[Stored data entries]
■ ■ ■ ■ ■

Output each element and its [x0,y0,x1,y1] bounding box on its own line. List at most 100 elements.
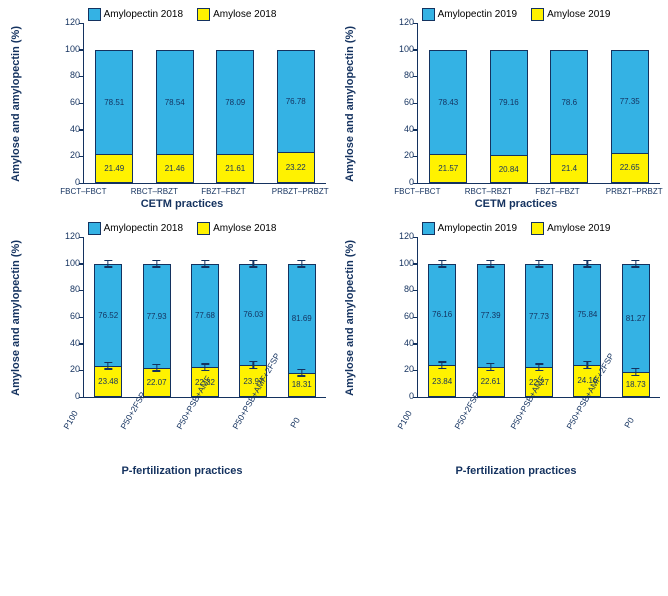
y-tick: 100 [399,45,414,54]
swatch-amylopectin [422,222,435,235]
segment-amylose: 21.4 [550,154,588,183]
segment-amylopectin: 76.78 [277,50,315,152]
bar-column: 18.7381.27 [622,237,650,397]
x-tick-label: FBZT–FBZT [201,187,239,196]
segment-amylopectin: 77.93 [143,264,171,368]
bar-column: 23.4876.52 [94,237,122,397]
stacked-bar: 21.5778.43 [429,50,467,183]
error-bar-top [587,260,588,268]
bar-column: 21.5778.43 [429,23,467,183]
error-bar-top [156,260,157,268]
segment-amylose: 22.61 [477,367,505,397]
segment-amylose: 23.48 [94,366,122,397]
plot-area: 21.5778.43 20.8479.16 21.478.6 22.6577.35 [417,23,660,184]
x-axis-title: P-fertilization practices [38,465,326,477]
bar-column: 20.8479.16 [490,23,528,183]
segment-amylopectin: 81.69 [288,264,316,373]
x-tick-label: P0 [287,416,347,457]
y-axis-label: Amylose and amylopectin (%) [8,240,22,396]
legend-label: Amylose 2018 [213,9,276,20]
segment-amylopectin: 81.27 [622,264,650,372]
legend: Amylopectin 2019Amylose 2019 [372,8,660,21]
x-axis-title: CETM practices [372,198,660,210]
segment-amylose: 22.65 [611,153,649,183]
error-bar-top [108,260,109,268]
legend-label: Amylopectin 2019 [438,223,518,234]
legend-label: Amylopectin 2018 [104,223,184,234]
legend-item-amylopectin: Amylopectin 2018 [88,222,184,235]
swatch-amylose [197,8,210,21]
x-tick-label: RBCT–RBZT [465,187,503,196]
x-tick-label: P0 [621,416,668,457]
legend-label: Amylose 2019 [547,223,610,234]
segment-amylopectin: 76.52 [94,264,122,366]
x-tick-label: P50+PSB+AMF [174,416,234,457]
y-tick: 120 [65,232,80,241]
stacked-bar: 18.3181.69 [288,264,316,397]
segment-amylose: 21.46 [156,154,194,183]
error-bar-top [490,260,491,268]
segment-amylopectin: 75.84 [573,264,601,365]
swatch-amylopectin [88,8,101,21]
segment-amylopectin: 76.03 [239,264,267,365]
segment-amylopectin: 78.51 [95,50,133,155]
x-axis-labels: FBCT–FBCT RBCT–RBZT FBZT–FBZT PRBZT–PRBZT [378,187,660,196]
y-tick: 120 [399,232,414,241]
error-bar-top [204,260,205,268]
y-axis-label: Amylose and amylopectin (%) [342,26,356,182]
stacked-bar: 21.478.6 [550,50,588,183]
panel-bot-left: Amylopectin 2018 Amylose 2018 Amylose and … [8,222,326,477]
legend-item-amylose: Amylose 2018 [197,8,276,21]
bar-column: 21.6178.09 [216,23,254,183]
x-tick-label: P50+2FSP [118,416,178,457]
panel-top-right: Amylopectin 2019Amylose 2019 Amylose and … [342,8,660,210]
error-bar-top [253,260,254,268]
stacked-bar: 22.0777.93 [143,264,171,397]
swatch-amylose [531,222,544,235]
legend-item-amylose: Amylose 2019 [531,222,610,235]
y-tick: 100 [65,45,80,54]
segment-amylopectin: 78.43 [429,50,467,155]
legend-label: Amylopectin 2018 [104,9,184,20]
x-tick-label: PRBZT–PRBZT [606,187,644,196]
bar-column: 22.2777.73 [525,237,553,397]
error-bar-mid [108,362,109,370]
segment-amylopectin: 78.6 [550,50,588,155]
error-bar-mid [156,364,157,372]
bar-column: 23.2276.78 [277,23,315,183]
legend-item-amylose: Amylose 2018 [197,222,276,235]
x-tick-label: PRBZT–PRBZT [272,187,310,196]
x-tick-label: FBCT–FBCT [394,187,432,196]
segment-amylopectin: 78.09 [216,50,254,154]
segment-amylopectin: 77.68 [191,264,219,368]
segment-amylose: 21.49 [95,154,133,183]
bar-column: 22.6577.35 [611,23,649,183]
segment-amylopectin: 76.16 [428,264,456,366]
x-tick-label: FBCT–FBCT [60,187,98,196]
segment-amylopectin: 77.35 [611,50,649,153]
segment-amylose: 20.84 [490,155,528,183]
bar-column: 22.6177.39 [477,237,505,397]
bar-column: 22.0777.93 [143,237,171,397]
y-tick: 120 [399,18,414,27]
stacked-bar: 23.2276.78 [277,50,315,183]
legend: Amylopectin 2018 Amylose 2018 [38,8,326,21]
panel-bot-right: Amylopectin 2019Amylose 2019Amylose and … [342,222,660,477]
x-tick-label: P100 [395,416,455,457]
legend-label: Amylose 2018 [213,223,276,234]
segment-amylopectin: 77.39 [477,264,505,367]
bar-column: 18.3181.69 [288,237,316,397]
swatch-amylopectin [422,8,435,21]
error-bar-top [442,260,443,268]
x-tick-label: P50+PSB+AMF+2FSP [565,416,625,457]
x-tick-label: FBZT–FBZT [535,187,573,196]
error-bar-top [301,260,302,268]
legend-label: Amylose 2019 [547,9,610,20]
stacked-bar: 20.8479.16 [490,50,528,183]
stacked-bar: 22.6577.35 [611,50,649,183]
error-bar-mid [301,369,302,377]
error-bar-mid [204,363,205,371]
error-bar-mid [253,361,254,369]
segment-amylose: 21.57 [429,154,467,183]
x-tick-label: P50+PSB+AMF [508,416,568,457]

■ ■ ■ ■ ■

■ **DO THIS**:
Rewrite the lines of the records above as a numbered list, omitting blank lines and leaving the pictures out.

■ **RESPONSE TO THIS EXERCISE**:
1. Output each element and its [x0,y0,x1,y1] bounding box on its own line. List at most 100 elements.
2. y-tick: 100 [399,45,414,54]
3. swatch-amylopectin [422,222,435,235]
4. segment-amylose: 21.4 [550,154,588,183]
5. segment-amylopectin: 76.78 [277,50,315,152]
6. bar-column: 18.7381.27 [622,237,650,397]
7. x-tick-label: FBZT–FBZT [201,187,239,196]
8. segment-amylopectin: 77.93 [143,264,171,368]
9. bar-column: 23.4876.52 [94,237,122,397]
10. stacked-bar: 21.5778.43 [429,50,467,183]
11. error-bar-top [587,260,588,268]
12. bar-column: 21.5778.43 [429,23,467,183]
13. error-bar-top [156,260,157,268]
14. segment-amylose: 22.61 [477,367,505,397]
15. segment-amylose: 23.48 [94,366,122,397]
16. plot-area: 21.5778.43 20.8479.16 21.478.6 22.6577.35 [417,23,660,184]
17. x-axis-title: P-fertilization practices [38,465,326,477]
18. bar-column: 20.8479.16 [490,23,528,183]
19. segment-amylopectin: 81.69 [288,264,316,373]
20. x-tick-label: P0 [287,416,347,457]
21. y-axis-label: Amylose and amylopectin (%) [8,240,22,396]
22. legend-label: Amylose 2018 [213,9,276,20]
23. segment-amylopectin: 81.27 [622,264,650,372]
24. legend: Amylopectin 2019Amylose 2019 [372,8,660,21]
25. x-axis-title: CETM practices [372,198,660,210]
26. segment-amylose: 22.65 [611,153,649,183]
27. error-bar-top [108,260,109,268]
28. legend-label: Amylopectin 2019 [438,223,518,234]
29. legend-label: Amylopectin 2018 [104,223,184,234]
30. legend-item-amylopectin: Amylopectin 2018 [88,222,184,235]
31. swatch-amylose [197,8,210,21]
32. x-tick-label: RBCT–RBZT [465,187,503,196]
33. x-tick-label: P0 [621,416,668,457]
34. legend-label: Amylose 2019 [547,223,610,234]
35. segment-amylopectin: 76.52 [94,264,122,366]
36. x-tick-label: P50+PSB+AMF [174,416,234,457]
37. y-tick: 120 [65,232,80,241]
38. stacked-bar: 18.3181.69 [288,264,316,397]
39. segment-amylose: 21.46 [156,154,194,183]
40. error-bar-top [490,260,491,268]
41. segment-amylopectin: 75.84 [573,264,601,365]
42. swatch-amylopectin [88,8,101,21]
43. segment-amylopectin: 76.03 [239,264,267,365]
44. segment-amylopectin: 78.51 [95,50,133,155]
45. x-axis-labels: FBCT–FBCT RBCT–RBZT FBZT–FBZT PRBZT–PRBZT [378,187,660,196]
46. y-tick: 120 [399,232,414,241]
47. error-bar-top [204,260,205,268]
48. y-axis-label: Amylose and amylopectin (%) [342,26,356,182]
49. stacked-bar: 21.478.6 [550,50,588,183]
50. panel-bot-left: Amylopectin 2018 Amylose 2018 Amylose and … [8,222,326,477]
51. legend-item-amylose: Amylose 2018 [197,8,276,21]
52. bar-column: 21.6178.09 [216,23,254,183]
53. x-tick-label: P50+2FSP [118,416,178,457]
54. panel-top-right: Amylopectin 2019Amylose 2019 Amylose and … [342,8,660,210]
55. error-bar-top [253,260,254,268]
56. stacked-bar: 22.0777.93 [143,264,171,397]
57. swatch-amylose [531,222,544,235]
58. legend-item-amylose: Amylose 2019 [531,222,610,235]
59. y-tick: 100 [65,45,80,54]
60. segment-amylopectin: 78.43 [429,50,467,155]
61. legend-label: Amylopectin 2018 [104,9,184,20]
62. x-tick-label: PRBZT–PRBZT [606,187,644,196]
63. bar-column: 22.2777.73 [525,237,553,397]
64. error-bar-mid [108,362,109,370]
65. segment-amylopectin: 78.6 [550,50,588,155]
66. error-bar-mid [156,364,157,372]
67. bar-column: 23.2276.78 [277,23,315,183]
68. legend-item-amylose: Amylose 2018 [197,222,276,235]
69. x-tick-label: PRBZT–PRBZT [272,187,310,196]
70. x-tick-label: FBCT–FBCT [394,187,432,196]
71. segment-amylopectin: 78.09 [216,50,254,154]
72. segment-amylopectin: 77.68 [191,264,219,368]
73. segment-amylose: 21.49 [95,154,133,183]
74. bar-column: 22.6577.35 [611,23,649,183]
75. segment-amylopectin: 76.16 [428,264,456,366]
76. x-tick-label: FBCT–FBCT [60,187,98,196]
77. segment-amylopectin: 77.35 [611,50,649,153]
78. segment-amylose: 20.84 [490,155,528,183]
79. bar-column: 22.6177.39 [477,237,505,397]
80. bar-column: 22.0777.93 [143,237,171,397]
81. y-tick: 120 [399,18,414,27]
82. stacked-bar: 23.2276.78 [277,50,315,183]
83. legend: Amylopectin 2018 Amylose 2018 [38,8,326,21]
84. panel-bot-right: Amylopectin 2019Amylose 2019Amylose and … [342,222,660,477]
85. x-tick-label: P100 [395,416,455,457]
86. legend-label: Amylose 2018 [213,223,276,234]
87. segment-amylopectin: 77.39 [477,264,505,367]
88. bar-column: 18.3181.69 [288,237,316,397]
89. swatch-amylopectin [422,8,435,21]
90. error-bar-top [442,260,443,268]
91. x-tick-label: P50+PSB+AMF+2FSP [565,416,625,457]
92. x-tick-label: FBZT–FBZT [535,187,573,196]
93. error-bar-top [301,260,302,268]
94. legend-label: Amylose 2019 [547,9,610,20]
95. stacked-bar: 20.8479.16 [490,50,528,183]
96. stacked-bar: 22.6577.35 [611,50,649,183]
97. error-bar-mid [301,369,302,377]
98. error-bar-mid [204,363,205,371]
99. error-bar-mid [253,361,254,369]
100. segment-amylose: 21.57 [429,154,467,183]
101. x-tick-label: P50+PSB+AMF [508,416,568,457]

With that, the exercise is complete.